- What you are asked to do:
Identify the lines that include the word "Dollar", then copy all of them.

[Figure dataset records]
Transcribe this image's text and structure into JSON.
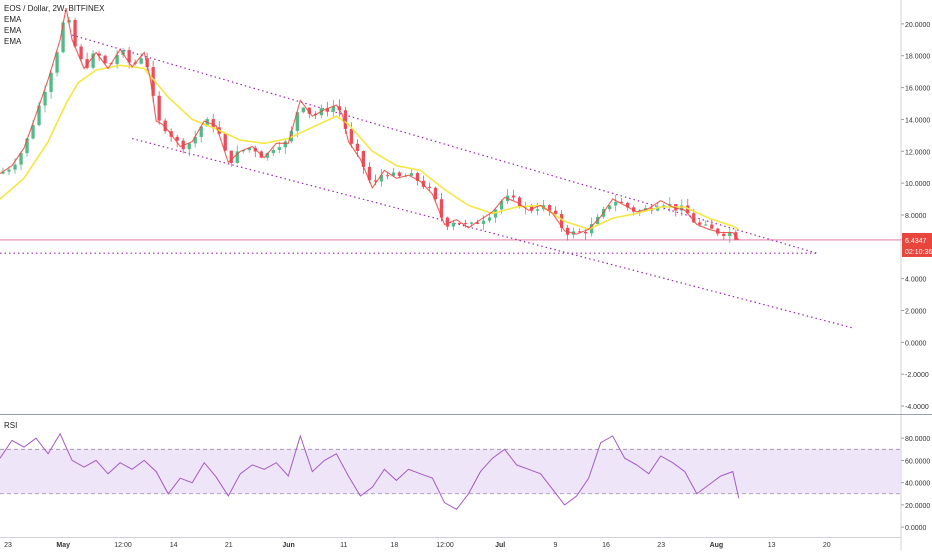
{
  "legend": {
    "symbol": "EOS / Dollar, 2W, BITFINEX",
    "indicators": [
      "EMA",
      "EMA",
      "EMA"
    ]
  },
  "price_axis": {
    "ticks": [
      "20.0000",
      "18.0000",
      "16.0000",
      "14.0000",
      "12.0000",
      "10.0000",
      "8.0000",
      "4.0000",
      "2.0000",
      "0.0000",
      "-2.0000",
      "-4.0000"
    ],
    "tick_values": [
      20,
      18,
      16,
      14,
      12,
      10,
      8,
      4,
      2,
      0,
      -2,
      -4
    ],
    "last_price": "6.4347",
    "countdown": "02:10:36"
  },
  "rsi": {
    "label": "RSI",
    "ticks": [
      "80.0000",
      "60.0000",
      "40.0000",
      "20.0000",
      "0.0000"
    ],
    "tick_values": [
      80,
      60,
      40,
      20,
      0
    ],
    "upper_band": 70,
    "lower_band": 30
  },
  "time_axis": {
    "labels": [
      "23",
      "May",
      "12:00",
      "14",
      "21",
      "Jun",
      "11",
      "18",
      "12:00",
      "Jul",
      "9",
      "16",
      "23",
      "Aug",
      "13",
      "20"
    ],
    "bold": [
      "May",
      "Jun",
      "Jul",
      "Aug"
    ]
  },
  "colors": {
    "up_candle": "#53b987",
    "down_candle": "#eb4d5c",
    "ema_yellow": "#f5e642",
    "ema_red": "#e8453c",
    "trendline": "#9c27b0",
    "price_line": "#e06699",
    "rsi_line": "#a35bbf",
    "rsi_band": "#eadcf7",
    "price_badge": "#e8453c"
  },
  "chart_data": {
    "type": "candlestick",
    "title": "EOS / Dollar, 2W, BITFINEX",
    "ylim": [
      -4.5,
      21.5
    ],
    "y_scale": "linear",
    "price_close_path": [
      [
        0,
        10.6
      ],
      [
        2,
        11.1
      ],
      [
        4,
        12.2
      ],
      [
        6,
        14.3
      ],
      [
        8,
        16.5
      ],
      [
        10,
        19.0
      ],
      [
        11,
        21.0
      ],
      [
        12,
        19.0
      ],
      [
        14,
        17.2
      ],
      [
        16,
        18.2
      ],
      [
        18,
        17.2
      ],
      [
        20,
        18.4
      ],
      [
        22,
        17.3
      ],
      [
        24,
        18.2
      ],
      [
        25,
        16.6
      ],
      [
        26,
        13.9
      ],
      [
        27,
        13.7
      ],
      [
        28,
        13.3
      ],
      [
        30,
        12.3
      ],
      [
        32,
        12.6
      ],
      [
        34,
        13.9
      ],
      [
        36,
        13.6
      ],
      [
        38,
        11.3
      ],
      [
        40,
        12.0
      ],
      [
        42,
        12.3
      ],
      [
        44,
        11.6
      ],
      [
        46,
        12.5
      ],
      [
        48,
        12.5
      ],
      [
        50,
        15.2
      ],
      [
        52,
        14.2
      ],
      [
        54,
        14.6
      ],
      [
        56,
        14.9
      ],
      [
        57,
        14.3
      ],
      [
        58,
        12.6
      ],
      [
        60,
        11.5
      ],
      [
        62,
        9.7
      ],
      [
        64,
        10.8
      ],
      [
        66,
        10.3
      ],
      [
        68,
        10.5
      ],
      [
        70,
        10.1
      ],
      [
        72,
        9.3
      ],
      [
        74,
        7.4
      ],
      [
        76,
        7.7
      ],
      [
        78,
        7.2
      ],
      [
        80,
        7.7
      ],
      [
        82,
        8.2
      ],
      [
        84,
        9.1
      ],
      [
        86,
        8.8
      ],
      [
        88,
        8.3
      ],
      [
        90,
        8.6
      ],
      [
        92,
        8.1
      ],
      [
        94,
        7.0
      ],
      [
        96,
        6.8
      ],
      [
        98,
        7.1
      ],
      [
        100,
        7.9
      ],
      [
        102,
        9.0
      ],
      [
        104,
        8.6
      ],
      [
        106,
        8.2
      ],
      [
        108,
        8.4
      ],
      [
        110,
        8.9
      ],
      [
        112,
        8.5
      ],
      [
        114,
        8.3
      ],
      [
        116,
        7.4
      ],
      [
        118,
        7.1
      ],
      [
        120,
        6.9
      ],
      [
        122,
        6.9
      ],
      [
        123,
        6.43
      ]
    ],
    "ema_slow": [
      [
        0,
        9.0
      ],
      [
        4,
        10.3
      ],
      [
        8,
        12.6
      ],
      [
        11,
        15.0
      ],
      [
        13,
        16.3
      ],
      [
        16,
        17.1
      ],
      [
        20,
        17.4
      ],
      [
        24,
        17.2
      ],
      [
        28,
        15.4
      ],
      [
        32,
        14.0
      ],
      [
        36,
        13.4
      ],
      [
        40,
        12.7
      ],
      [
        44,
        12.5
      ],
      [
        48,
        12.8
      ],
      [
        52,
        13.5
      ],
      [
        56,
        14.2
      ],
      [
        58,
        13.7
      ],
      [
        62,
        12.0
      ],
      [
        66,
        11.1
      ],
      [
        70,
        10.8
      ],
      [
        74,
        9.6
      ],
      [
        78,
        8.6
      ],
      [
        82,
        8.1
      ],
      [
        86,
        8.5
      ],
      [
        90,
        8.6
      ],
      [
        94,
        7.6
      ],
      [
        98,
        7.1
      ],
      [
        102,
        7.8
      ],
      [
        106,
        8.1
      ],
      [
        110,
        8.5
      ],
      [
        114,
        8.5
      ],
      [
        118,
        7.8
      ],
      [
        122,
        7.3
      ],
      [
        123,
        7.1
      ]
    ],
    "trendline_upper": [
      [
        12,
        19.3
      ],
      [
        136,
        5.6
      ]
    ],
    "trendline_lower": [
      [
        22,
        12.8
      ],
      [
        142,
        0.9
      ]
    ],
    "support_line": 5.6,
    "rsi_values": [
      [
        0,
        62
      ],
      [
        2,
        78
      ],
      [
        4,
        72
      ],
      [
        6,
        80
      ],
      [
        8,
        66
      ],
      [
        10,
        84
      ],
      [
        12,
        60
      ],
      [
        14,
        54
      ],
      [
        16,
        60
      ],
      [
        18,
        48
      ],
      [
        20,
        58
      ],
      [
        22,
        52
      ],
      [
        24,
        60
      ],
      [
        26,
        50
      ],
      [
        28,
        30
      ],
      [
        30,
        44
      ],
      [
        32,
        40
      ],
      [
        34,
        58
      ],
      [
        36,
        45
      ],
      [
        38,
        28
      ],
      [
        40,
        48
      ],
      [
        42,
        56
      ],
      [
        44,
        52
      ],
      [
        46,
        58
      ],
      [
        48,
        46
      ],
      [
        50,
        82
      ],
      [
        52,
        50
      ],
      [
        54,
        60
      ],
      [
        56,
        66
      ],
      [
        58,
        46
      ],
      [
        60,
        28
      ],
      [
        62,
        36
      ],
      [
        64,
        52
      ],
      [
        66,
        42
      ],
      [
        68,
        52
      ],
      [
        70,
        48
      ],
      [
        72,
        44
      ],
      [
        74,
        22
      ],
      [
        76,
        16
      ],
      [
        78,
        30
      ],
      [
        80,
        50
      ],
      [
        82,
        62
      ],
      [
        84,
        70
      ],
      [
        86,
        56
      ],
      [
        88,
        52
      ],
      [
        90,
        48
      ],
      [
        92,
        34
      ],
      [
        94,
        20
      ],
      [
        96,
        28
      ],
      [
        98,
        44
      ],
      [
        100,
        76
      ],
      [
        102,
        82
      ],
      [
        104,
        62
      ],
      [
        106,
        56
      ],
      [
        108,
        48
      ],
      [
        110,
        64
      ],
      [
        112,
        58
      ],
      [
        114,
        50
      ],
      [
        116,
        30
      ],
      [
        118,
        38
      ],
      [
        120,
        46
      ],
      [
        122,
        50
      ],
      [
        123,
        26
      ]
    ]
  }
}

- Exercise output:
    "symbol": "EOS / Dollar, 2W, BITFINEX",
    "title": "EOS / Dollar, 2W, BITFINEX",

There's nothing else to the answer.